### YOUR OBJECTIVE
Output the entries verbatim, including every line.

### RECORDS

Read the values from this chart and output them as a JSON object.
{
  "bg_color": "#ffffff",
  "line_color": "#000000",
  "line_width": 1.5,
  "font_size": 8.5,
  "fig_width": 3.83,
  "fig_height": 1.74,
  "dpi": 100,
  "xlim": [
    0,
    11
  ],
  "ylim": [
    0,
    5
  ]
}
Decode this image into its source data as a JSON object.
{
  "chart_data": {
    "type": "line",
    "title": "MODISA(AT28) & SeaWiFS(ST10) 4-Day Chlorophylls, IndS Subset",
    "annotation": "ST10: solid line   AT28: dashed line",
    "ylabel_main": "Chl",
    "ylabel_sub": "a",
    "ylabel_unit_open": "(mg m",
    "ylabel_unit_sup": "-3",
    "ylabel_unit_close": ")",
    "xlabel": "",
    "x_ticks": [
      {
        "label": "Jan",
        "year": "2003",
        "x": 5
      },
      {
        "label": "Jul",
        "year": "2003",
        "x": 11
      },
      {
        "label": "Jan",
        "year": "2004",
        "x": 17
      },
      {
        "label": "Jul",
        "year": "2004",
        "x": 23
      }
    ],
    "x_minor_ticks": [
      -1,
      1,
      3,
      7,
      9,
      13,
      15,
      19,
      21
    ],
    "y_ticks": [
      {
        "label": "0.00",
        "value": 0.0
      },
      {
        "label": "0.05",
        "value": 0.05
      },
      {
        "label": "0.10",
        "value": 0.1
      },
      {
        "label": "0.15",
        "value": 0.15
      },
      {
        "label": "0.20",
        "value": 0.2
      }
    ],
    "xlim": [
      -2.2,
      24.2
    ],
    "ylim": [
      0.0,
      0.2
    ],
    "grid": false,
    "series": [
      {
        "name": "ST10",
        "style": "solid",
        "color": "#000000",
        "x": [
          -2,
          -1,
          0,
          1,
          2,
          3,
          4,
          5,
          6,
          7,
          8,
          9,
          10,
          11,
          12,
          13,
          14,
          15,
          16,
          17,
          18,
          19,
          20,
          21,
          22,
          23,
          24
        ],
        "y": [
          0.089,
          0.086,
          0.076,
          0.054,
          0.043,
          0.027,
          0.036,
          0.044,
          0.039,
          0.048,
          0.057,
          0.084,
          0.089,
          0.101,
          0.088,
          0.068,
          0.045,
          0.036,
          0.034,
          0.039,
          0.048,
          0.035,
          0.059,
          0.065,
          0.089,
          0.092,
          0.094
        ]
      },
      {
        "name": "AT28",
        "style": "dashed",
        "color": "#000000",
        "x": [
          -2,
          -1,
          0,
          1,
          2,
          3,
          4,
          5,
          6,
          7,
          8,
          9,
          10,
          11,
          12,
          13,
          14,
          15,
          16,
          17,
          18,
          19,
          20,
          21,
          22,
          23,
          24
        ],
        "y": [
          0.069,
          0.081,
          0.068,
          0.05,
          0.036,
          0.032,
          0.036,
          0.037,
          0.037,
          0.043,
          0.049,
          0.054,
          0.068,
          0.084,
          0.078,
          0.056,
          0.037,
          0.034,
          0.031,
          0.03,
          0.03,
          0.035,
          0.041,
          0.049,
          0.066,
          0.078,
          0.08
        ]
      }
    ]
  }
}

### COMPLETE RESPONSE
Read the values from this chart and output them as a JSON object.
{
  "bg_color": "#ffffff",
  "line_color": "#000000",
  "line_width": 1.5,
  "font_size": 8.5,
  "fig_width": 3.83,
  "fig_height": 1.74,
  "dpi": 100,
  "xlim": [
    0,
    11
  ],
  "ylim": [
    0,
    5
  ]
}
Decode this image into its source data as a JSON object.
{
  "chart_data": {
    "type": "line",
    "title": "MODISA(AT28) & SeaWiFS(ST10) 4-Day Chlorophylls, IndS Subset",
    "annotation": "ST10: solid line   AT28: dashed line",
    "ylabel_main": "Chl",
    "ylabel_sub": "a",
    "ylabel_unit_open": "(mg m",
    "ylabel_unit_sup": "-3",
    "ylabel_unit_close": ")",
    "xlabel": "",
    "x_ticks": [
      {
        "label": "Jan",
        "year": "2003",
        "x": 5
      },
      {
        "label": "Jul",
        "year": "2003",
        "x": 11
      },
      {
        "label": "Jan",
        "year": "2004",
        "x": 17
      },
      {
        "label": "Jul",
        "year": "2004",
        "x": 23
      }
    ],
    "x_minor_ticks": [
      -1,
      1,
      3,
      7,
      9,
      13,
      15,
      19,
      21
    ],
    "y_ticks": [
      {
        "label": "0.00",
        "value": 0.0
      },
      {
        "label": "0.05",
        "value": 0.05
      },
      {
        "label": "0.10",
        "value": 0.1
      },
      {
        "label": "0.15",
        "value": 0.15
      },
      {
        "label": "0.20",
        "value": 0.2
      }
    ],
    "xlim": [
      -2.2,
      24.2
    ],
    "ylim": [
      0.0,
      0.2
    ],
    "grid": false,
    "series": [
      {
        "name": "ST10",
        "style": "solid",
        "color": "#000000",
        "x": [
          -2,
          -1,
          0,
          1,
          2,
          3,
          4,
          5,
          6,
          7,
          8,
          9,
          10,
          11,
          12,
          13,
          14,
          15,
          16,
          17,
          18,
          19,
          20,
          21,
          22,
          23,
          24
        ],
        "y": [
          0.089,
          0.086,
          0.076,
          0.054,
          0.043,
          0.027,
          0.036,
          0.044,
          0.039,
          0.048,
          0.057,
          0.084,
          0.089,
          0.101,
          0.088,
          0.068,
          0.045,
          0.036,
          0.034,
          0.039,
          0.048,
          0.035,
          0.059,
          0.065,
          0.089,
          0.092,
          0.094
        ]
      },
      {
        "name": "AT28",
        "style": "dashed",
        "color": "#000000",
        "x": [
          -2,
          -1,
          0,
          1,
          2,
          3,
          4,
          5,
          6,
          7,
          8,
          9,
          10,
          11,
          12,
          13,
          14,
          15,
          16,
          17,
          18,
          19,
          20,
          21,
          22,
          23,
          24
        ],
        "y": [
          0.069,
          0.081,
          0.068,
          0.05,
          0.036,
          0.032,
          0.036,
          0.037,
          0.037,
          0.043,
          0.049,
          0.054,
          0.068,
          0.084,
          0.078,
          0.056,
          0.037,
          0.034,
          0.031,
          0.03,
          0.03,
          0.035,
          0.041,
          0.049,
          0.066,
          0.078,
          0.08
        ]
      }
    ]
  }
}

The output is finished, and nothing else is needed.